Directive:
Leave out the pictures and copy each record below exactly.

== Supplied material

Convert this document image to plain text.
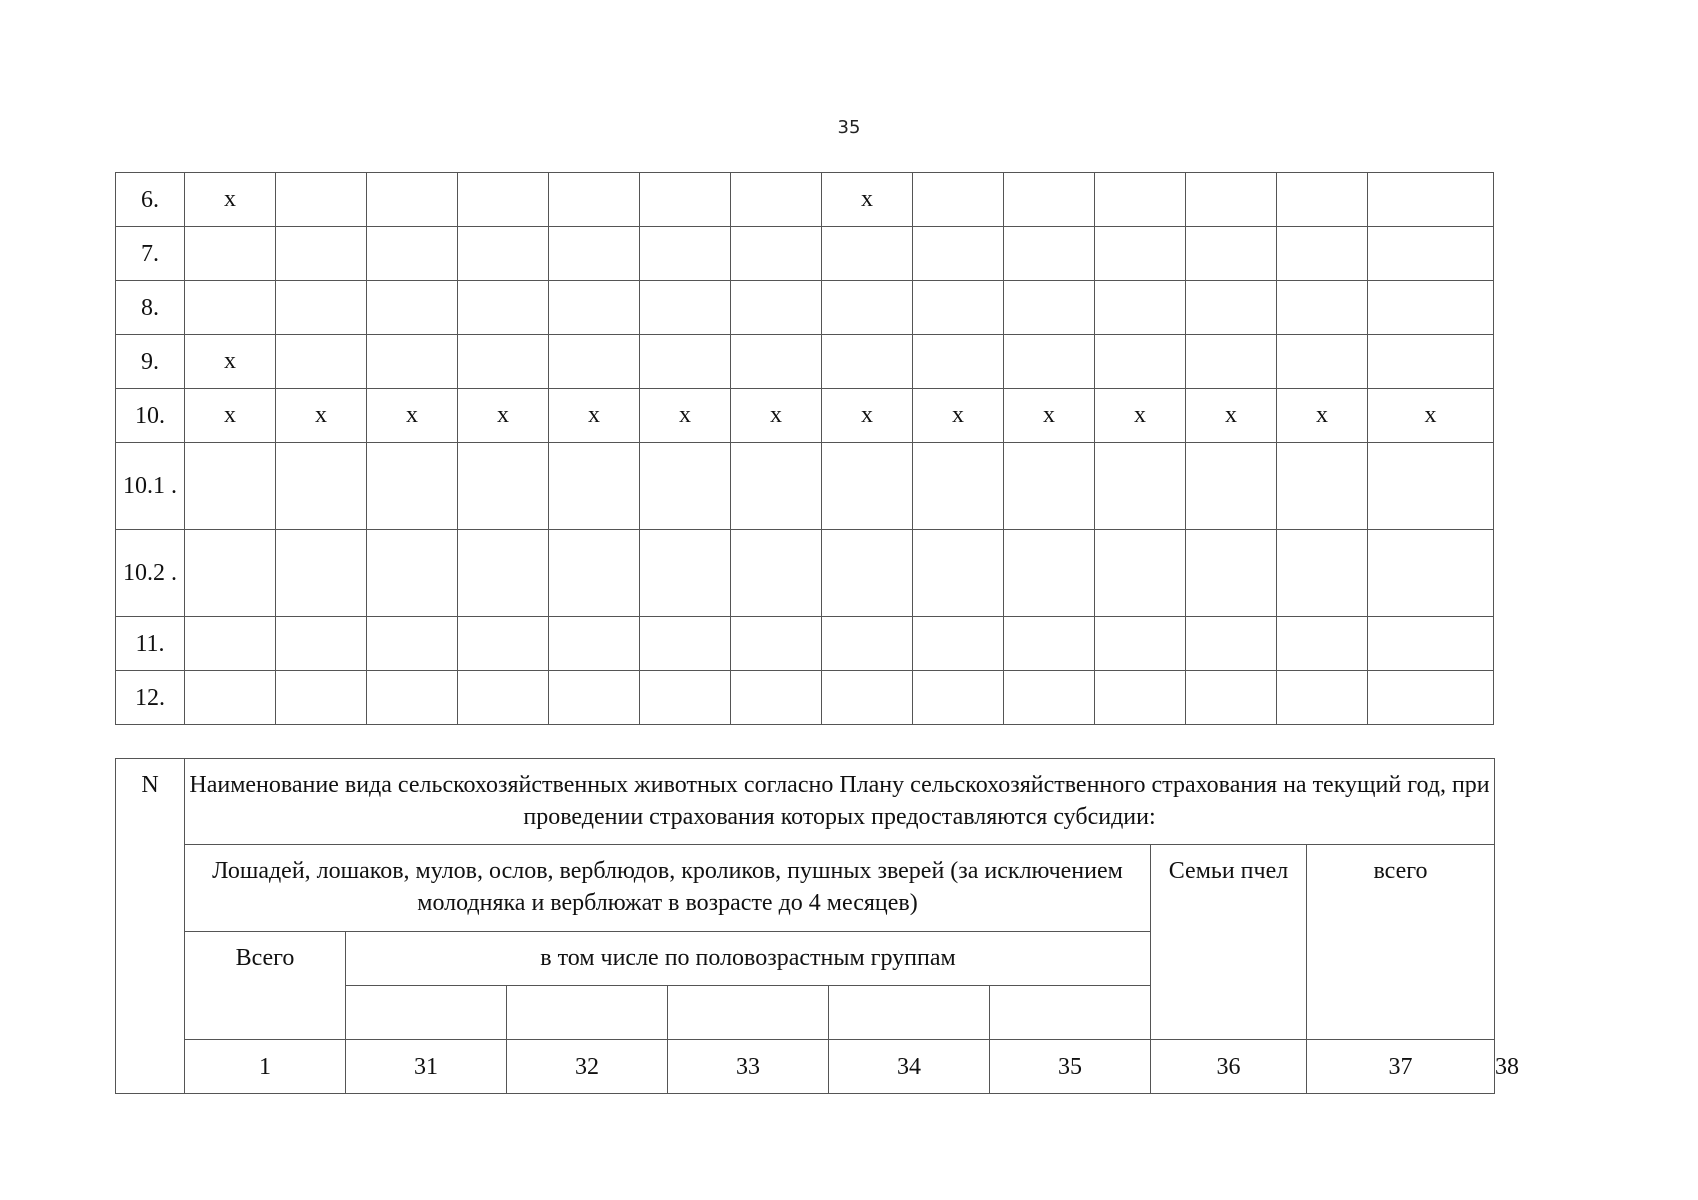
35
6.	x							x						
7.														
8.														
9.	x													
10.	x	x	x	x	x	x	x	x	x	x	x	x	x	x
10.1 .														
10.2 .														
11.														
12.														
N	Наименование вида сельскохозяйственных животных согласно Плану сельскохозяйственного страхования на текущий год, при проведении страхования которых предоставляются субсидии:								
	Лошадей, лошаков, мулов, ослов, верблюдов, кроликов, пушных зверей (за исключением молодняка и верблюжат в возрасте до 4 месяцев)						Семьи пчел	всего	
	Всего	в том числе по половозрастным группам							

	1	31	32	33	34	35	36	37	38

====

Solution below:
Convert this document image to plain text.
35
6.	x							x						
7.														
8.														
9.	x													
10.	x	x	x	x	x	x	x	x	x	x	x	x	x	x
10.1 .														
10.2 .														
11.														
12.														
N	Наименование вида сельскохозяйственных животных согласно Плану сельскохозяйственного страхования на текущий год, при проведении страхования которых предоставляются субсидии:								
	Лошадей, лошаков, мулов, ослов, верблюдов, кроликов, пушных зверей (за исключением молодняка и верблюжат в возрасте до 4 месяцев)						Семьи пчел	всего	
	Всего	в том числе по половозрастным группам							

	1	31	32	33	34	35	36	37	38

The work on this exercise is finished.